— Start —

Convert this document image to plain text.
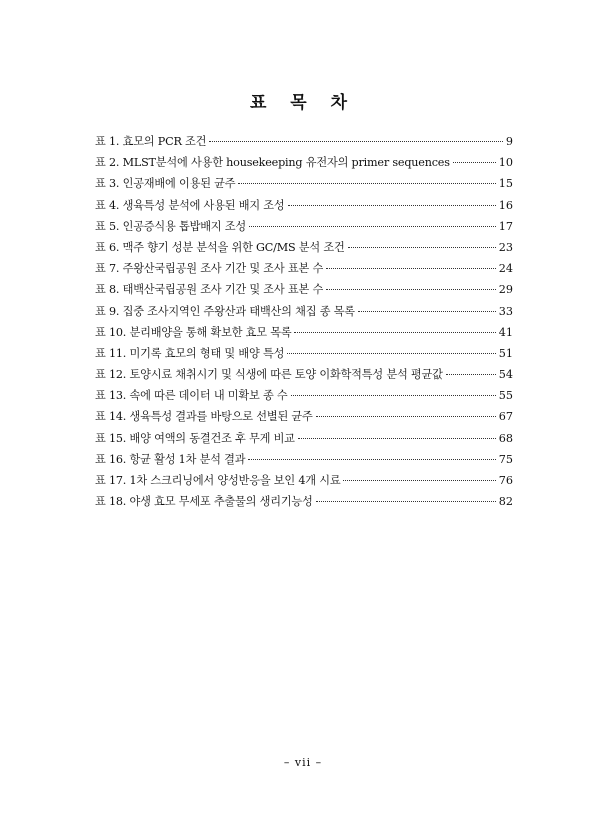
표 목 차
표 1. 효모의 PCR 조건	9
표 2. MLST분석에 사용한 housekeeping 유전자의 primer sequences	10
표 3. 인공재배에 이용된 균주	15
표 4. 생육특성 분석에 사용된 배지 조성	16
표 5. 인공증식용 톱밥배지 조성	17
표 6. 맥주 향기 성분 분석을 위한 GC/MS 분석 조건	23
표 7. 주왕산국립공원 조사 기간 및 조사 표본 수	24
표 8. 태백산국립공원 조사 기간 및 조사 표본 수	29
표 9. 집중 조사지역인 주왕산과 태백산의 채집 종 목록	33
표 10. 분리배양을 통해 확보한 효모 목록	41
표 11. 미기록 효모의 형태 및 배양 특성	51
표 12. 토양시료 채취시기 및 식생에 따른 토양 이화학적특성 분석 평균값	54
표 13. 속에 따른 데이터 내 미확보 종 수	55
표 14. 생육특성 결과를 바탕으로 선별된 균주	67
표 15. 배양 여액의 동결건조 후 무게 비교	68
표 16. 항균 활성 1차 분석 결과	75
표 17. 1차 스크리닝에서 양성반응을 보인 4개 시료	76
표 18. 야생 효모 무세포 추출물의 생리기능성	82
– vii –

— End —

EXERCISE TASK
Read the data above and pull out each line that holds the string "생육특성".

FINAL RESULT
표 4. 생육특성 분석에 사용된 배지 조성	16
표 14. 생육특성 결과를 바탕으로 선별된 균주	67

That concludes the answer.